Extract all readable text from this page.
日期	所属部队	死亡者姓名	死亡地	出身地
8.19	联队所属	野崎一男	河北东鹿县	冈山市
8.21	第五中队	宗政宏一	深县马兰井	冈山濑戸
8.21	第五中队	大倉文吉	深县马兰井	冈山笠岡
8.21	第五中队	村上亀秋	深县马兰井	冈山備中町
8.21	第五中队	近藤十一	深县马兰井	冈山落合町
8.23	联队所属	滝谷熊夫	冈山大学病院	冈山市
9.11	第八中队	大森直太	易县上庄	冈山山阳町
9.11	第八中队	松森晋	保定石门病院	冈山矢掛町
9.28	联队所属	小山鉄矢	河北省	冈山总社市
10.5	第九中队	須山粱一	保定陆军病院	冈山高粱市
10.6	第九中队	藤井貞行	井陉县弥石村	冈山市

WORK REQUIRED: Identify each line holding the string "深县马兰井", and copy it out.

WORKED SOLUTION:
8.21	第五中队	宗政宏一	深县马兰井	冈山濑戸
8.21	第五中队	大倉文吉	深县马兰井	冈山笠岡
8.21	第五中队	村上亀秋	深县马兰井	冈山備中町
8.21	第五中队	近藤十一	深县马兰井	冈山落合町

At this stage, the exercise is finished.